** Objective **
Find all the lines with "机动车整车出厂合格证管理系统" and gather them.

─── Record excerpts ───

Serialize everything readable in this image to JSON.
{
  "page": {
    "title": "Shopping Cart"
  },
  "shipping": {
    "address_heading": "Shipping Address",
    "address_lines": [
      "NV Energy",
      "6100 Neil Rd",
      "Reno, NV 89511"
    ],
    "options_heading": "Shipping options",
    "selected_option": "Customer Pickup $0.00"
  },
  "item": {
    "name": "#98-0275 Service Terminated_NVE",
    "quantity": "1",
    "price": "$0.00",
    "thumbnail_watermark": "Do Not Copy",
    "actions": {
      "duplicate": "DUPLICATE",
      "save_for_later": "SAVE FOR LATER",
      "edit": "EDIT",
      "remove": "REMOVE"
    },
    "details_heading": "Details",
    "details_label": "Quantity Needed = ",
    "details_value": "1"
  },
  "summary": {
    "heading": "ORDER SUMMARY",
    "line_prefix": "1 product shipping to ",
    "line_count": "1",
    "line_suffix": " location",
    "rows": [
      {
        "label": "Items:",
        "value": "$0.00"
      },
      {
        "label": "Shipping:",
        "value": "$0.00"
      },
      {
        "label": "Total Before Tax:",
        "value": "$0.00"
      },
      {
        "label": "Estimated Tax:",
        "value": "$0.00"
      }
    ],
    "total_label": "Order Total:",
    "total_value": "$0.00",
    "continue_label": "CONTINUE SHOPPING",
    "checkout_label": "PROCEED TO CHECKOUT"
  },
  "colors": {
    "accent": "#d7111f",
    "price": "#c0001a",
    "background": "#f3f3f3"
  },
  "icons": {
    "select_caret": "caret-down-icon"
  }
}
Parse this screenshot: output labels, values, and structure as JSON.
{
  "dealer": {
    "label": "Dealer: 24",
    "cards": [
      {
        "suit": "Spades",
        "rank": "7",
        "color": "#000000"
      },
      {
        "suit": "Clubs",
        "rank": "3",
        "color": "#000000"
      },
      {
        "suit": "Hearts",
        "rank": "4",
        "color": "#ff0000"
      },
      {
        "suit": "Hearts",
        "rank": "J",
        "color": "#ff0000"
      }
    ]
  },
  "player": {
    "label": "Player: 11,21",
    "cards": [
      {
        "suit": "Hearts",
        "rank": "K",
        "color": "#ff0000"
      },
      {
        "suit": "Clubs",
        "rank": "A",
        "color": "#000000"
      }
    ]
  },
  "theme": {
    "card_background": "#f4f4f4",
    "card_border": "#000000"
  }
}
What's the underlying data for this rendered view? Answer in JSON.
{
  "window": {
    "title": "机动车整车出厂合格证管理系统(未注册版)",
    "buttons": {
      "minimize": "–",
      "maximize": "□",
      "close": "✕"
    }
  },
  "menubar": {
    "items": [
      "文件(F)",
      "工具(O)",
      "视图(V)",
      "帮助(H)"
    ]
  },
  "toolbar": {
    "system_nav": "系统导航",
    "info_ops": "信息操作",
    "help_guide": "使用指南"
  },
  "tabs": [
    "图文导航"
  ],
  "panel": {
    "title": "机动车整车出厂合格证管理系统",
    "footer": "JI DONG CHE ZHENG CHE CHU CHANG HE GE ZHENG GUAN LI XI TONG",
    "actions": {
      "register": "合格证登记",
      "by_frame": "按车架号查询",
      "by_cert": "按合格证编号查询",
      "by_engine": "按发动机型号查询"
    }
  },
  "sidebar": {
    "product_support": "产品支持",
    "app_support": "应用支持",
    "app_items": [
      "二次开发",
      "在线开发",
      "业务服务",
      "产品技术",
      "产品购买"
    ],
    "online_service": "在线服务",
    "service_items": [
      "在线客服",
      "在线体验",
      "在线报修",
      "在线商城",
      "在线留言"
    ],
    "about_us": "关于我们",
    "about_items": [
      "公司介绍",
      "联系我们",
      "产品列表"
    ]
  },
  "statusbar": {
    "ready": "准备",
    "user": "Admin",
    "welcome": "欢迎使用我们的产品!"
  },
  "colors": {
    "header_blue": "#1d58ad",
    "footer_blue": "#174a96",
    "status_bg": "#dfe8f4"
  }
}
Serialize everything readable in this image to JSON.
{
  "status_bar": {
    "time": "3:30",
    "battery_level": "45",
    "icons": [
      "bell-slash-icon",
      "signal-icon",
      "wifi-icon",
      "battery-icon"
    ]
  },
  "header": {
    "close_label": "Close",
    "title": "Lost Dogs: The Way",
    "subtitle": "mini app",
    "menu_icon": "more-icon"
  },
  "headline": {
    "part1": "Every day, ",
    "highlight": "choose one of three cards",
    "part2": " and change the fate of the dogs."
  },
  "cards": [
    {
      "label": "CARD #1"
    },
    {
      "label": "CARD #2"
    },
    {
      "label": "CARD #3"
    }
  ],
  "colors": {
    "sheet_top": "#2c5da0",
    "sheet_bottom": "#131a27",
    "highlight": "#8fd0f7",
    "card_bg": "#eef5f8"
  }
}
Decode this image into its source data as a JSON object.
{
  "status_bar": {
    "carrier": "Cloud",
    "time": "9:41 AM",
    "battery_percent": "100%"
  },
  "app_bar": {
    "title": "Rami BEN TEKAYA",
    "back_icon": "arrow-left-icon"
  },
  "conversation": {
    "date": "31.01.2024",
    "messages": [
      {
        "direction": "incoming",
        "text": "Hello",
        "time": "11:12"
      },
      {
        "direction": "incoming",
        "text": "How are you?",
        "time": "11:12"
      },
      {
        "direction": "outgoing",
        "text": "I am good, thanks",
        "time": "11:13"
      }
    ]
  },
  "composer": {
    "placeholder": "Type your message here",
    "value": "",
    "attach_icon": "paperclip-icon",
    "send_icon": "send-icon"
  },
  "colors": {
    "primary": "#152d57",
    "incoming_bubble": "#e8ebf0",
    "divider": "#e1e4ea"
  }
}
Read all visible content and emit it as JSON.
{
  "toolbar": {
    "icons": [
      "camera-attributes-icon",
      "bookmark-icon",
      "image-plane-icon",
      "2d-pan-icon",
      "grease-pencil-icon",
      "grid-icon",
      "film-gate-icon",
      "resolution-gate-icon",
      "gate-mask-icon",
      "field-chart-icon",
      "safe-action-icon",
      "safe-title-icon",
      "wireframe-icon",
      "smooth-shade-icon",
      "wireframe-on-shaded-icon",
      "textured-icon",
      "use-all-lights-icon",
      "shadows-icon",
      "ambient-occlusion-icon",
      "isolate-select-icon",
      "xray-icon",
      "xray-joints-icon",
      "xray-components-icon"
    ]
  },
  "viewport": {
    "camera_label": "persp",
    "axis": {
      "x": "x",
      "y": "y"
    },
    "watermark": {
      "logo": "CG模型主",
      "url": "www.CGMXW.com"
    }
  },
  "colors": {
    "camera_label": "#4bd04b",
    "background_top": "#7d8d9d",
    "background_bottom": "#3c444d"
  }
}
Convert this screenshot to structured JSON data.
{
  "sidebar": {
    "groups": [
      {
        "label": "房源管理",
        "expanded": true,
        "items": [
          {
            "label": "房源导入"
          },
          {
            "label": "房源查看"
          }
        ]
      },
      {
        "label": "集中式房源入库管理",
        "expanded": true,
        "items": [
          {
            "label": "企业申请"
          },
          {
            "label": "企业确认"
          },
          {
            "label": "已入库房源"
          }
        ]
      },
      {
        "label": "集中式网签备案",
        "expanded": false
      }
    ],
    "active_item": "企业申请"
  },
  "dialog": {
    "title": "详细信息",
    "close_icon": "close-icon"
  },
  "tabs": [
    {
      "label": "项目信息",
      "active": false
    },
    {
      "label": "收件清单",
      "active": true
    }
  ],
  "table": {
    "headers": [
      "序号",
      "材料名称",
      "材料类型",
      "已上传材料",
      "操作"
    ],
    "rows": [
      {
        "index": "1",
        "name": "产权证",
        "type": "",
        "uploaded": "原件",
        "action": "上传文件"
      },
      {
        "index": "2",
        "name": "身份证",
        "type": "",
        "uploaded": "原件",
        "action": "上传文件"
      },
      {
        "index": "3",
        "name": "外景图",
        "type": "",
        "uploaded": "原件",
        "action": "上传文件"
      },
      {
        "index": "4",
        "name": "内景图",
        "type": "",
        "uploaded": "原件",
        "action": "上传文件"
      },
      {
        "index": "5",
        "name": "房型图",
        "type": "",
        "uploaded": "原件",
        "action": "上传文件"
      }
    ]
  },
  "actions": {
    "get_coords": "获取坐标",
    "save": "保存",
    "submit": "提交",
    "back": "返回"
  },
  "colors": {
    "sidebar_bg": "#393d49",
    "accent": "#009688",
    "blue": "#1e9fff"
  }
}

───

** Result **
    "title": "机动车整车出厂合格证管理系统(未注册版)",
    "title": "机动车整车出厂合格证管理系统",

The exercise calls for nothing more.